▶ [The problem] Without omitting anything, return the records precisely as given.
***
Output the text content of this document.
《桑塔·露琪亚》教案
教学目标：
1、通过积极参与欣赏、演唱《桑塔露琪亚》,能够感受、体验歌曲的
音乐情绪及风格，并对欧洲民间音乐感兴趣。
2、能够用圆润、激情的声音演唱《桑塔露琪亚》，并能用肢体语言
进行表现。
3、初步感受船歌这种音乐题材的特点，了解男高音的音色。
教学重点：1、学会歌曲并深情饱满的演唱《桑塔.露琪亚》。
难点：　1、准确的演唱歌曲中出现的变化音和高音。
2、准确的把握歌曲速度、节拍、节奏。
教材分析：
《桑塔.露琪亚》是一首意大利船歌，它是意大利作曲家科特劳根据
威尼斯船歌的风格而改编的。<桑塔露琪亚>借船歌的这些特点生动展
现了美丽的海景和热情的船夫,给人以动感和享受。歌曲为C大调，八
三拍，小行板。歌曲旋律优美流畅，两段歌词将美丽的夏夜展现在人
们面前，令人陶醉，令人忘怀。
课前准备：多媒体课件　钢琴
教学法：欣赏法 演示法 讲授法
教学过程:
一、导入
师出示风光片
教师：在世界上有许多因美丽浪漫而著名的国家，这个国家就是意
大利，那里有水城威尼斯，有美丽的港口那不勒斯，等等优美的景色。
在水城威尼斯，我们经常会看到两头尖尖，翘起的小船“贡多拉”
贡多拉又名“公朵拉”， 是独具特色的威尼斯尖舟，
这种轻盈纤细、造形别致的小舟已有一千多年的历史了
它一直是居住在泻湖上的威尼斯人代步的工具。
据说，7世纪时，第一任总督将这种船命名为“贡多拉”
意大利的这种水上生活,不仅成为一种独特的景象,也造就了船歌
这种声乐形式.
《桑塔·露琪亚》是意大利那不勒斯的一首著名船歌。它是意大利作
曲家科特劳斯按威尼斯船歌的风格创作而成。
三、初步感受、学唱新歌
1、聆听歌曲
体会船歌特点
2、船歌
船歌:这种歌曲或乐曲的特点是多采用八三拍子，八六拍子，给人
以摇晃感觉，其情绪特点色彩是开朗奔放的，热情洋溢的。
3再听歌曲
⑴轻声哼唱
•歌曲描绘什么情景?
***
▶ [Task result]
Output the text content of this document.
《桑塔·露琪亚》教案
教学目标：
1、通过积极参与欣赏、演唱《桑塔露琪亚》,能够感受、体验歌曲的
音乐情绪及风格，并对欧洲民间音乐感兴趣。
2、能够用圆润、激情的声音演唱《桑塔露琪亚》，并能用肢体语言
进行表现。
3、初步感受船歌这种音乐题材的特点，了解男高音的音色。
教学重点：1、学会歌曲并深情饱满的演唱《桑塔.露琪亚》。
难点：　1、准确的演唱歌曲中出现的变化音和高音。
2、准确的把握歌曲速度、节拍、节奏。
教材分析：
《桑塔.露琪亚》是一首意大利船歌，它是意大利作曲家科特劳根据
威尼斯船歌的风格而改编的。<桑塔露琪亚>借船歌的这些特点生动展
现了美丽的海景和热情的船夫,给人以动感和享受。歌曲为C大调，八
三拍，小行板。歌曲旋律优美流畅，两段歌词将美丽的夏夜展现在人
们面前，令人陶醉，令人忘怀。
课前准备：多媒体课件　钢琴
教学法：欣赏法 演示法 讲授法
教学过程:
一、导入
师出示风光片
教师：在世界上有许多因美丽浪漫而著名的国家，这个国家就是意
大利，那里有水城威尼斯，有美丽的港口那不勒斯，等等优美的景色。
在水城威尼斯，我们经常会看到两头尖尖，翘起的小船“贡多拉”
贡多拉又名“公朵拉”， 是独具特色的威尼斯尖舟，
这种轻盈纤细、造形别致的小舟已有一千多年的历史了
它一直是居住在泻湖上的威尼斯人代步的工具。
据说，7世纪时，第一任总督将这种船命名为“贡多拉”
意大利的这种水上生活,不仅成为一种独特的景象,也造就了船歌
这种声乐形式.
《桑塔·露琪亚》是意大利那不勒斯的一首著名船歌。它是意大利作
曲家科特劳斯按威尼斯船歌的风格创作而成。
三、初步感受、学唱新歌
1、聆听歌曲
体会船歌特点
2、船歌
船歌:这种歌曲或乐曲的特点是多采用八三拍子，八六拍子，给人
以摇晃感觉，其情绪特点色彩是开朗奔放的，热情洋溢的。
3再听歌曲
⑴轻声哼唱
•歌曲描绘什么情景?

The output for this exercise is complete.